--- Exercise data ---
********************
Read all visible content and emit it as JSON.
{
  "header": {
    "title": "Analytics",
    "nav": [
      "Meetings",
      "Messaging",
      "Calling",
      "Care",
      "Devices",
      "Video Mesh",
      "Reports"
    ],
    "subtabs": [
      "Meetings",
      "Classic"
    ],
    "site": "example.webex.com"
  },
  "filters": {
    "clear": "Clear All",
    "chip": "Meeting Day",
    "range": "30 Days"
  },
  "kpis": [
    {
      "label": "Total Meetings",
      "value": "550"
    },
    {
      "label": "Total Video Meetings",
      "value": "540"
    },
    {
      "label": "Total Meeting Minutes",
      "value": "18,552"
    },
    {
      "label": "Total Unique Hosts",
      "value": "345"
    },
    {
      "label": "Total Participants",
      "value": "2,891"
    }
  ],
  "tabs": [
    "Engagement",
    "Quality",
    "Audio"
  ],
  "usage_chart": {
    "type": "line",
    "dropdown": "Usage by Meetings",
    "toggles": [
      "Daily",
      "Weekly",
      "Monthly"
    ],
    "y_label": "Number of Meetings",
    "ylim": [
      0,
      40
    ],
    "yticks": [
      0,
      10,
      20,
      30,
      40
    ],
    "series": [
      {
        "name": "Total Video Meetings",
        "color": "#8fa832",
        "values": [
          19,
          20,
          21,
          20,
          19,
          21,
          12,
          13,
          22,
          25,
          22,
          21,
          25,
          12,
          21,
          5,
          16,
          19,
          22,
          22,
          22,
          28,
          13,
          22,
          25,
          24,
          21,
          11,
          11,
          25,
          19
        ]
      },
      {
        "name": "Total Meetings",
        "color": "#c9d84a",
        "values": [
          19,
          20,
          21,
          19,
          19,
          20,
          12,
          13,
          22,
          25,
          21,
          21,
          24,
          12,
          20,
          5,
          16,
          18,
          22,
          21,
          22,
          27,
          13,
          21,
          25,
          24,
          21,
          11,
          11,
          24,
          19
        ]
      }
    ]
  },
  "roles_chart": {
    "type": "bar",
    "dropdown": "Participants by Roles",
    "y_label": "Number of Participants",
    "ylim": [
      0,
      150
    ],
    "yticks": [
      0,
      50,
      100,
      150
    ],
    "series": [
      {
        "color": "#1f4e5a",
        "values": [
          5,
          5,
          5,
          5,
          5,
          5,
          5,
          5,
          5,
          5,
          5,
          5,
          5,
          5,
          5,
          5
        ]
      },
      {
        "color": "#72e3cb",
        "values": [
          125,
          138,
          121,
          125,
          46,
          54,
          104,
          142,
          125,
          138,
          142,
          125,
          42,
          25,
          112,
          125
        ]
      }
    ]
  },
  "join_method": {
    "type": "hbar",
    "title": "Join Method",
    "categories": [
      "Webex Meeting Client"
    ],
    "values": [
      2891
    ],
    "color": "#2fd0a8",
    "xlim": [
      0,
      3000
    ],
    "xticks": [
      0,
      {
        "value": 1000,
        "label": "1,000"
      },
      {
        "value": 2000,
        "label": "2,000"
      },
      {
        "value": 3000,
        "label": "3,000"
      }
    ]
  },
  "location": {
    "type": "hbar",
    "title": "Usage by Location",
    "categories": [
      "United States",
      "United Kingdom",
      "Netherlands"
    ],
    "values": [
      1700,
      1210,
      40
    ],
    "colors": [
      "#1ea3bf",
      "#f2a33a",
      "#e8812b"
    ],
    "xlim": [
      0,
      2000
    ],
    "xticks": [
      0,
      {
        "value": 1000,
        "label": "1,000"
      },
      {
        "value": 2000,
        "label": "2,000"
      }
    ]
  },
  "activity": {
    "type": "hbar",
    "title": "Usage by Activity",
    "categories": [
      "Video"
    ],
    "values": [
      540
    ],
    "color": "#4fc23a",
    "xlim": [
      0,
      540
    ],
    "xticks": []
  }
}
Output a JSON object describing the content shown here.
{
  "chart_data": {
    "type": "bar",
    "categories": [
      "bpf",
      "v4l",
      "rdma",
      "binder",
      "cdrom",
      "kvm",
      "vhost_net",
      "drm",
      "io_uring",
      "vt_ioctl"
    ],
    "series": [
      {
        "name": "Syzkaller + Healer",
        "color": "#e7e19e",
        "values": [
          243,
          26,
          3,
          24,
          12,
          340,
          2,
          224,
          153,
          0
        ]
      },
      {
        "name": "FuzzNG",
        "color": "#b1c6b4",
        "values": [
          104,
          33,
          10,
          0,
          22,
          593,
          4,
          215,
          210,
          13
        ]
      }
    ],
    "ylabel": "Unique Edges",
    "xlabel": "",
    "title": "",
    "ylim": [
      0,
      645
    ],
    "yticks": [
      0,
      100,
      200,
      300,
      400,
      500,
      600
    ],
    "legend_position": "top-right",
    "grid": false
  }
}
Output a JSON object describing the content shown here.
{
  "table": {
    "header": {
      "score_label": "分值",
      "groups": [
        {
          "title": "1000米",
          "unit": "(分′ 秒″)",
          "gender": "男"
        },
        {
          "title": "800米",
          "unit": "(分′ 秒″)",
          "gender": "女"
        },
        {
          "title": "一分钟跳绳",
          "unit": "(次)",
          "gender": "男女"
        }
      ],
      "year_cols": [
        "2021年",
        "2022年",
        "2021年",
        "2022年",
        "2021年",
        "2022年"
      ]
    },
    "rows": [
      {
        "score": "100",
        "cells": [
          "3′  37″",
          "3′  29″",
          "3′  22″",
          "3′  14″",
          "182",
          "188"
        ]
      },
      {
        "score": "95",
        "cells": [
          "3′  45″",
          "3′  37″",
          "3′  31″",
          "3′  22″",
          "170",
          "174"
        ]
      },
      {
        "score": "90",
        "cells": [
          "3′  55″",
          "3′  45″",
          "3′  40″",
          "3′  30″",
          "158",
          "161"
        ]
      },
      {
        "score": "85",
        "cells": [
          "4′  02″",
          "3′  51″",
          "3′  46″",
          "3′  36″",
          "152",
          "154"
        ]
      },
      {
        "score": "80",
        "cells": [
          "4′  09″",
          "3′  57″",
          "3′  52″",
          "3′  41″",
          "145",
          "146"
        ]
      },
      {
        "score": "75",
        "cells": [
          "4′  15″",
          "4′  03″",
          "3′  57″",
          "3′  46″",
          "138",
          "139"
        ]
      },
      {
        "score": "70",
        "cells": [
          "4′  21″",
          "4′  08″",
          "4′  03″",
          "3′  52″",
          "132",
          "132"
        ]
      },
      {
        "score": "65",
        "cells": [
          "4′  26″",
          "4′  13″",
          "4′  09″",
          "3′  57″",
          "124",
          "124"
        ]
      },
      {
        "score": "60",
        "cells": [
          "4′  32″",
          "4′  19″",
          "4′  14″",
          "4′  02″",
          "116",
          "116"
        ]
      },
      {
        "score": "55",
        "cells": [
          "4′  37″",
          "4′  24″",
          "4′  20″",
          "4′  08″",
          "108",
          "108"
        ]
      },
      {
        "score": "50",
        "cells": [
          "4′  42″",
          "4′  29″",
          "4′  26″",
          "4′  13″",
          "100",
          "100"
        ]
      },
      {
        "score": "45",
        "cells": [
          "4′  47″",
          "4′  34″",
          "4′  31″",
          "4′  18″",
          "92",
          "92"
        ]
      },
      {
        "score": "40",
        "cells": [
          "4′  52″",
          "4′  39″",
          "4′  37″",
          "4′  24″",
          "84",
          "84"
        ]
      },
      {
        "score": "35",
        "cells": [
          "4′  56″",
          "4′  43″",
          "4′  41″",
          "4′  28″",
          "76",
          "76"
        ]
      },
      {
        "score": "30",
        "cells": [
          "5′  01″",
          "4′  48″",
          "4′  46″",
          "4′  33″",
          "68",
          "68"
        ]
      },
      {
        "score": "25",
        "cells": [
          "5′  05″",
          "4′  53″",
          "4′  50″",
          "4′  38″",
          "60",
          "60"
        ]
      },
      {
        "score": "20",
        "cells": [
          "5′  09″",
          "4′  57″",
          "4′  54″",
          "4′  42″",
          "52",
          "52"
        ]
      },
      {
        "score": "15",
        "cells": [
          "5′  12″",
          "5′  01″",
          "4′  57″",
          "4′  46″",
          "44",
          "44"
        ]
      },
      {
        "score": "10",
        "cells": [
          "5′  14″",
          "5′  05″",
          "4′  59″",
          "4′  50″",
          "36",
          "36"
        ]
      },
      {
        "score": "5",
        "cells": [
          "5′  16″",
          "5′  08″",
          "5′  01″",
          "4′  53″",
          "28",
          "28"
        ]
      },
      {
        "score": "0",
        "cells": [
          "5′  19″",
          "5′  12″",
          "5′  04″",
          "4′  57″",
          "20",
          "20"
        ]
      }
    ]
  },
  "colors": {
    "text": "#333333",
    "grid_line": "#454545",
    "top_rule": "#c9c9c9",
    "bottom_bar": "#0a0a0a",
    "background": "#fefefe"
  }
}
********************
--- Task goal ---
Look through the records and gather every line containing "Video".

--- Expected answer ---
      "Video Mesh",
      "label": "Total Video Meetings",
        "name": "Total Video Meetings",
      "Video"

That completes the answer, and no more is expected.